*** INPUT

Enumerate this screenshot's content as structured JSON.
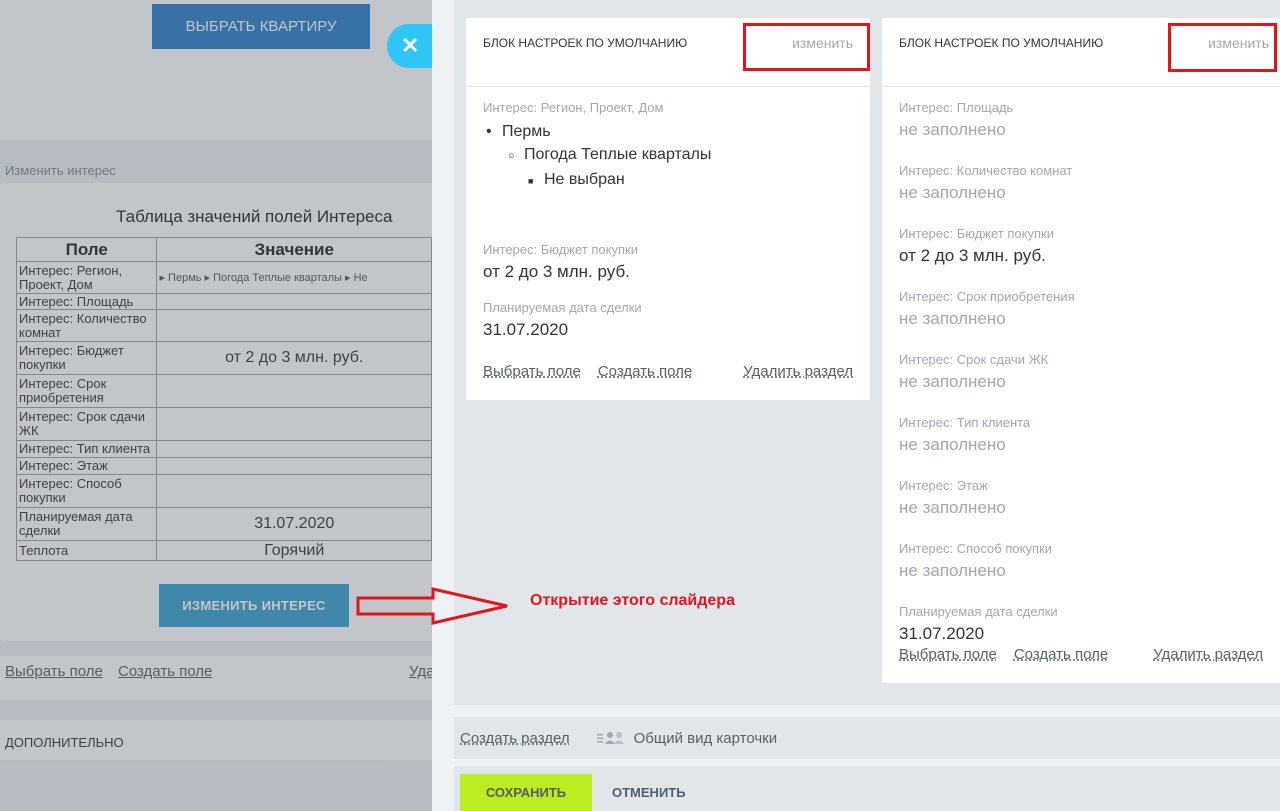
{
  "background": {
    "choose_apartment_button": "ВЫБРАТЬ КВАРТИРУ",
    "change_interest_link": "Изменить интерес",
    "table_title": "Таблица значений полей Интереса",
    "table_headers": [
      "Поле",
      "Значение"
    ],
    "table_rows": [
      {
        "field": "Интерес: Регион, Проект, Дом",
        "value": "▸ Пермь    ▸ Погода Теплые кварталы         ▸ Не"
      },
      {
        "field": "Интерес: Площадь",
        "value": ""
      },
      {
        "field": "Интерес: Количество комнат",
        "value": ""
      },
      {
        "field": "Интерес: Бюджет покупки",
        "value": "от 2 до 3 млн. руб."
      },
      {
        "field": "Интерес: Срок приобретения",
        "value": ""
      },
      {
        "field": "Интерес: Срок сдачи ЖК",
        "value": ""
      },
      {
        "field": "Интерес: Тип клиента",
        "value": ""
      },
      {
        "field": "Интерес: Этаж",
        "value": ""
      },
      {
        "field": "Интерес: Способ покупки",
        "value": ""
      },
      {
        "field": "Планируемая дата сделки",
        "value": "31.07.2020"
      },
      {
        "field": "Теплота",
        "value": "Горячий"
      }
    ],
    "change_interest_button": "ИЗМЕНИТЬ ИНТЕРЕС",
    "select_field_link": "Выбрать поле",
    "create_field_link": "Создать поле",
    "delete_link_partial": "Уда",
    "additional_section": "ДОПОЛНИТЕЛЬНО"
  },
  "close_icon": "✕",
  "card_left": {
    "title": "БЛОК НАСТРОЕК ПО УМОЛЧАНИЮ",
    "edit": "изменить",
    "region_label": "Интерес: Регион, Проект, Дом",
    "tree": {
      "level1": "Пермь",
      "level2": "Погода Теплые кварталы",
      "level3": "Не выбран"
    },
    "budget_label": "Интерес: Бюджет покупки",
    "budget_value": "от 2 до 3 млн. руб.",
    "date_label": "Планируемая дата сделки",
    "date_value": "31.07.2020",
    "footer": {
      "select_field": "Выбрать поле",
      "create_field": "Создать поле",
      "delete_section": "Удалить раздел"
    }
  },
  "card_right": {
    "title": "БЛОК НАСТРОЕК ПО УМОЛЧАНИЮ",
    "edit": "изменить",
    "fields": [
      {
        "label": "Интерес: Площадь",
        "value": "не заполнено",
        "empty": true
      },
      {
        "label": "Интерес: Количество комнат",
        "value": "не заполнено",
        "empty": true
      },
      {
        "label": "Интерес: Бюджет покупки",
        "value": "от 2 до 3 млн. руб.",
        "empty": false
      },
      {
        "label": "Интерес: Срок приобретения",
        "value": "не заполнено",
        "empty": true
      },
      {
        "label": "Интерес: Срок сдачи ЖК",
        "value": "не заполнено",
        "empty": true
      },
      {
        "label": "Интерес: Тип клиента",
        "value": "не заполнено",
        "empty": true
      },
      {
        "label": "Интерес: Этаж",
        "value": "не заполнено",
        "empty": true
      },
      {
        "label": "Интерес: Способ покупки",
        "value": "не заполнено",
        "empty": true
      },
      {
        "label": "Планируемая дата сделки",
        "value": "31.07.2020",
        "empty": false
      }
    ],
    "footer": {
      "select_field": "Выбрать поле",
      "create_field": "Создать поле",
      "delete_section": "Удалить раздел"
    }
  },
  "bottom_bar": {
    "create_section": "Создать раздел",
    "card_view": "Общий вид карточки"
  },
  "buttons": {
    "save": "СОХРАНИТЬ",
    "cancel": "ОТМЕНИТЬ"
  },
  "annotation": {
    "text": "Открытие этого слайдера"
  },
  "colors": {
    "accent_blue": "#2fc6f6",
    "save_green": "#bbed21",
    "annotation_red": "#e0161c"
  }
}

******

▶ [SET EXERCISE] Reproduce the data word for word, excluding its pictures.

▶ [REPLY]
Enumerate this screenshot's content as structured JSON.
{
  "background": {
    "choose_apartment_button": "ВЫБРАТЬ КВАРТИРУ",
    "change_interest_link": "Изменить интерес",
    "table_title": "Таблица значений полей Интереса",
    "table_headers": [
      "Поле",
      "Значение"
    ],
    "table_rows": [
      {
        "field": "Интерес: Регион, Проект, Дом",
        "value": "▸ Пермь    ▸ Погода Теплые кварталы         ▸ Не"
      },
      {
        "field": "Интерес: Площадь",
        "value": ""
      },
      {
        "field": "Интерес: Количество комнат",
        "value": ""
      },
      {
        "field": "Интерес: Бюджет покупки",
        "value": "от 2 до 3 млн. руб."
      },
      {
        "field": "Интерес: Срок приобретения",
        "value": ""
      },
      {
        "field": "Интерес: Срок сдачи ЖК",
        "value": ""
      },
      {
        "field": "Интерес: Тип клиента",
        "value": ""
      },
      {
        "field": "Интерес: Этаж",
        "value": ""
      },
      {
        "field": "Интерес: Способ покупки",
        "value": ""
      },
      {
        "field": "Планируемая дата сделки",
        "value": "31.07.2020"
      },
      {
        "field": "Теплота",
        "value": "Горячий"
      }
    ],
    "change_interest_button": "ИЗМЕНИТЬ ИНТЕРЕС",
    "select_field_link": "Выбрать поле",
    "create_field_link": "Создать поле",
    "delete_link_partial": "Уда",
    "additional_section": "ДОПОЛНИТЕЛЬНО"
  },
  "close_icon": "✕",
  "card_left": {
    "title": "БЛОК НАСТРОЕК ПО УМОЛЧАНИЮ",
    "edit": "изменить",
    "region_label": "Интерес: Регион, Проект, Дом",
    "tree": {
      "level1": "Пермь",
      "level2": "Погода Теплые кварталы",
      "level3": "Не выбран"
    },
    "budget_label": "Интерес: Бюджет покупки",
    "budget_value": "от 2 до 3 млн. руб.",
    "date_label": "Планируемая дата сделки",
    "date_value": "31.07.2020",
    "footer": {
      "select_field": "Выбрать поле",
      "create_field": "Создать поле",
      "delete_section": "Удалить раздел"
    }
  },
  "card_right": {
    "title": "БЛОК НАСТРОЕК ПО УМОЛЧАНИЮ",
    "edit": "изменить",
    "fields": [
      {
        "label": "Интерес: Площадь",
        "value": "не заполнено",
        "empty": true
      },
      {
        "label": "Интерес: Количество комнат",
        "value": "не заполнено",
        "empty": true
      },
      {
        "label": "Интерес: Бюджет покупки",
        "value": "от 2 до 3 млн. руб.",
        "empty": false
      },
      {
        "label": "Интерес: Срок приобретения",
        "value": "не заполнено",
        "empty": true
      },
      {
        "label": "Интерес: Срок сдачи ЖК",
        "value": "не заполнено",
        "empty": true
      },
      {
        "label": "Интерес: Тип клиента",
        "value": "не заполнено",
        "empty": true
      },
      {
        "label": "Интерес: Этаж",
        "value": "не заполнено",
        "empty": true
      },
      {
        "label": "Интерес: Способ покупки",
        "value": "не заполнено",
        "empty": true
      },
      {
        "label": "Планируемая дата сделки",
        "value": "31.07.2020",
        "empty": false
      }
    ],
    "footer": {
      "select_field": "Выбрать поле",
      "create_field": "Создать поле",
      "delete_section": "Удалить раздел"
    }
  },
  "bottom_bar": {
    "create_section": "Создать раздел",
    "card_view": "Общий вид карточки"
  },
  "buttons": {
    "save": "СОХРАНИТЬ",
    "cancel": "ОТМЕНИТЬ"
  },
  "annotation": {
    "text": "Открытие этого слайдера"
  },
  "colors": {
    "accent_blue": "#2fc6f6",
    "save_green": "#bbed21",
    "annotation_red": "#e0161c"
  }
}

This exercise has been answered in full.